Work required :: Of all the lines in the data below, how many contain "Monthly"? Report that number alone.

Records that describe figures
══════════
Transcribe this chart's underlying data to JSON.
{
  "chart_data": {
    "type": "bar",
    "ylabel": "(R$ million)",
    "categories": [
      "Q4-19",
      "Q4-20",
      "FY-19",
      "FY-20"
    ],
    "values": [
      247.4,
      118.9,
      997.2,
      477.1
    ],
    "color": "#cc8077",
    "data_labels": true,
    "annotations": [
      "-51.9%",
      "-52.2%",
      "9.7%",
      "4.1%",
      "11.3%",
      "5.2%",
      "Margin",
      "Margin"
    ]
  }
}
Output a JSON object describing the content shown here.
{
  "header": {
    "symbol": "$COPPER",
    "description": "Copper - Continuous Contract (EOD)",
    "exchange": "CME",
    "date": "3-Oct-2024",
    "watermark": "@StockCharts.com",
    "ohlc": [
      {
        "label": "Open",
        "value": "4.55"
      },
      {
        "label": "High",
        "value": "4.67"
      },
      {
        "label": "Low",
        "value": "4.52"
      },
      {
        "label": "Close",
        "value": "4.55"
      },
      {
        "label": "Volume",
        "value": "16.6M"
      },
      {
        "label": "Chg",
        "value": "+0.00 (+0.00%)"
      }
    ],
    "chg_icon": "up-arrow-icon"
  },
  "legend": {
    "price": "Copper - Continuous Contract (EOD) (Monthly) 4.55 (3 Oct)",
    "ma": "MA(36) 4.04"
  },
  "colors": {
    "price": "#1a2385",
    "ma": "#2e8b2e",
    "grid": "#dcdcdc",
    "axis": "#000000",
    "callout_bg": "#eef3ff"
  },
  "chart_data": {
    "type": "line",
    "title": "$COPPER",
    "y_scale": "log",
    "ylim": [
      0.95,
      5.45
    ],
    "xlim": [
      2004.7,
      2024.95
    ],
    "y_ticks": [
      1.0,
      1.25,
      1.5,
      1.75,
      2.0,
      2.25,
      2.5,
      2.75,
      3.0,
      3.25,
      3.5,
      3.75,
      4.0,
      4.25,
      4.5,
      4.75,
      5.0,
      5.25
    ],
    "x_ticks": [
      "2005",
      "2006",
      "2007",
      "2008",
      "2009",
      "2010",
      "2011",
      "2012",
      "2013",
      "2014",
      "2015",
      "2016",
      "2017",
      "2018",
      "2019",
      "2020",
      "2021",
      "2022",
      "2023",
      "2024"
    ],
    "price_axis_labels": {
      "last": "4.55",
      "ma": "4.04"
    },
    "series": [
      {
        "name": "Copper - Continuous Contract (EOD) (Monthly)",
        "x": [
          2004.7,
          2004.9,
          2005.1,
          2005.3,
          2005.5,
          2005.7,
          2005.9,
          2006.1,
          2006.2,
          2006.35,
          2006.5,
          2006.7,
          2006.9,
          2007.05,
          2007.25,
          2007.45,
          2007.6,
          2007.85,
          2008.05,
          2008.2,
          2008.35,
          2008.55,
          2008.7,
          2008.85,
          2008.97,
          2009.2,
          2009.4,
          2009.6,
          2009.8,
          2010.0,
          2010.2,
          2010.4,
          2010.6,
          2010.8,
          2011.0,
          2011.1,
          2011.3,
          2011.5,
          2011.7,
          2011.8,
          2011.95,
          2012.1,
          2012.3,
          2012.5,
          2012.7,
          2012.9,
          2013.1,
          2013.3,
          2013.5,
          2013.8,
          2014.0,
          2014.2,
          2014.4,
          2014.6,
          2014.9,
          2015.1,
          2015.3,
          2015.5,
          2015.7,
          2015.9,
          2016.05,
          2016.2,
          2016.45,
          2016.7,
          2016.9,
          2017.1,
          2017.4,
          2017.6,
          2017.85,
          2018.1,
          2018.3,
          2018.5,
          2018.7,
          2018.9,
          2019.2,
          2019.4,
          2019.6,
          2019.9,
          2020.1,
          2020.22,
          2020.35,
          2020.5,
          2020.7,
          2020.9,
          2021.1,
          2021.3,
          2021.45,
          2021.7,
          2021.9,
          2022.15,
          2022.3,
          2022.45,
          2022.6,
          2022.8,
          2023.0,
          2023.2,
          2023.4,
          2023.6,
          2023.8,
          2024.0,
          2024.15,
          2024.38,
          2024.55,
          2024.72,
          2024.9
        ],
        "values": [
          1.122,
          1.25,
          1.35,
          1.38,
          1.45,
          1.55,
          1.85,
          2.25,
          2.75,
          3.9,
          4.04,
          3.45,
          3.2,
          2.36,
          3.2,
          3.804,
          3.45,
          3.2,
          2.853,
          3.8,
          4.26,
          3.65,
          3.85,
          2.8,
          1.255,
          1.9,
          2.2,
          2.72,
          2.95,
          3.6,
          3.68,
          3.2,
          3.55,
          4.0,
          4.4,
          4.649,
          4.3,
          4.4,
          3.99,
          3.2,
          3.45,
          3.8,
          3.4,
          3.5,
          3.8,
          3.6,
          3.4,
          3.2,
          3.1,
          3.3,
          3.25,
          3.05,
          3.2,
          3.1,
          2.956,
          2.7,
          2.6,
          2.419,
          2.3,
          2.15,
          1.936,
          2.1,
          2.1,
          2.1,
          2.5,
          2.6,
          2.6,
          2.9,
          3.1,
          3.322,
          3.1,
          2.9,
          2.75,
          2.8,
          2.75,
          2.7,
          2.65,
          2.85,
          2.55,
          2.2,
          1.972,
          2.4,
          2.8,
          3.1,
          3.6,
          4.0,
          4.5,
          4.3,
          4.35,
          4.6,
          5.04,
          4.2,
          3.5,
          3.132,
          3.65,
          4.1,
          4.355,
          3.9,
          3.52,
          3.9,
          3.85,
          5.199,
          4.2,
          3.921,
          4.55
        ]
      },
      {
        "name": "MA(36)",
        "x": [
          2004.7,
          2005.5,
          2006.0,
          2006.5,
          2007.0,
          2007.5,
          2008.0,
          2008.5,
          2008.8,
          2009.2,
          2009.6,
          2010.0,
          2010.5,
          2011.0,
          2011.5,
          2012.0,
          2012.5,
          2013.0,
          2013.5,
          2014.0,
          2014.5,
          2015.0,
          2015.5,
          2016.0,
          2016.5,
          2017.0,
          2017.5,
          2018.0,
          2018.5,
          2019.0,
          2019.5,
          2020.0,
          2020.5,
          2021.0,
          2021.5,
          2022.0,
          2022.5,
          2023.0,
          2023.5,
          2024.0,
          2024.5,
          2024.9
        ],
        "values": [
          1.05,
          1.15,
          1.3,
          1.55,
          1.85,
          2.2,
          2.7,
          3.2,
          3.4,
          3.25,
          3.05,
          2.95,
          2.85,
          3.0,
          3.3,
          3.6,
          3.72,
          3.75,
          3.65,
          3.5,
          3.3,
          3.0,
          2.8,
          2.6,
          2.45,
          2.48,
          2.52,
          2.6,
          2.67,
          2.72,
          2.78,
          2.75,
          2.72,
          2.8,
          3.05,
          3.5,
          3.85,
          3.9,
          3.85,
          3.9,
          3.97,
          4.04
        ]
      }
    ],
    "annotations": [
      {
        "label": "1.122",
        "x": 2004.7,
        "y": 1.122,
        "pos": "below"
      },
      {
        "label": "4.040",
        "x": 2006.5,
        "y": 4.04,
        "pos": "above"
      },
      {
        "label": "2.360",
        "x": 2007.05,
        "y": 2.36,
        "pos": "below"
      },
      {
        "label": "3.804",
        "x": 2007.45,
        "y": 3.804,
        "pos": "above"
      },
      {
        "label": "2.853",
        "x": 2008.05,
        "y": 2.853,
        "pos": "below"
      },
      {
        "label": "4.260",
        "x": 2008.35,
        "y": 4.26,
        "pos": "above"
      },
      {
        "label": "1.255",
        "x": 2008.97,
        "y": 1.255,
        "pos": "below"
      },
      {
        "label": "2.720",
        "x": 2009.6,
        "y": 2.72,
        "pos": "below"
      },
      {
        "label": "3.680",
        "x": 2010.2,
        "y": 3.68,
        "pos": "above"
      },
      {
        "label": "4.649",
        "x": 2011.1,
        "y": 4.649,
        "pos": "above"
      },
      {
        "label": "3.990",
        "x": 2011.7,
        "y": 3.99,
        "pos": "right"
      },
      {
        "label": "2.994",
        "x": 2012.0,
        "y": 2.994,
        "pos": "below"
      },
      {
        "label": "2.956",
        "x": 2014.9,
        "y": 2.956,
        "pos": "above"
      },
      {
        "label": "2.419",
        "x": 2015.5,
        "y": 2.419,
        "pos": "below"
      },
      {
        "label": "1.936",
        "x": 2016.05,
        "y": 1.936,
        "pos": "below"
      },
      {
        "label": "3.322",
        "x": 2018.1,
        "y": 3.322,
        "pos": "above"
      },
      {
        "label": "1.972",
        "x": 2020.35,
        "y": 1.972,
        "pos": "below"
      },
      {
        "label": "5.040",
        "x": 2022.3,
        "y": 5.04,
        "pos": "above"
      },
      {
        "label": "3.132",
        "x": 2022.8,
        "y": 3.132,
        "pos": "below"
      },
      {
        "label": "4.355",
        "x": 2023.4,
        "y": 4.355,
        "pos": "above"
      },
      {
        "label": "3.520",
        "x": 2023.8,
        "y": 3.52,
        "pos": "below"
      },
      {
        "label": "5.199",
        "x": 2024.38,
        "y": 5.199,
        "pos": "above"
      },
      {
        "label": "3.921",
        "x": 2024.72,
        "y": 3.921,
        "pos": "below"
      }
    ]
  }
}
══════════
Answer to this problem :: 2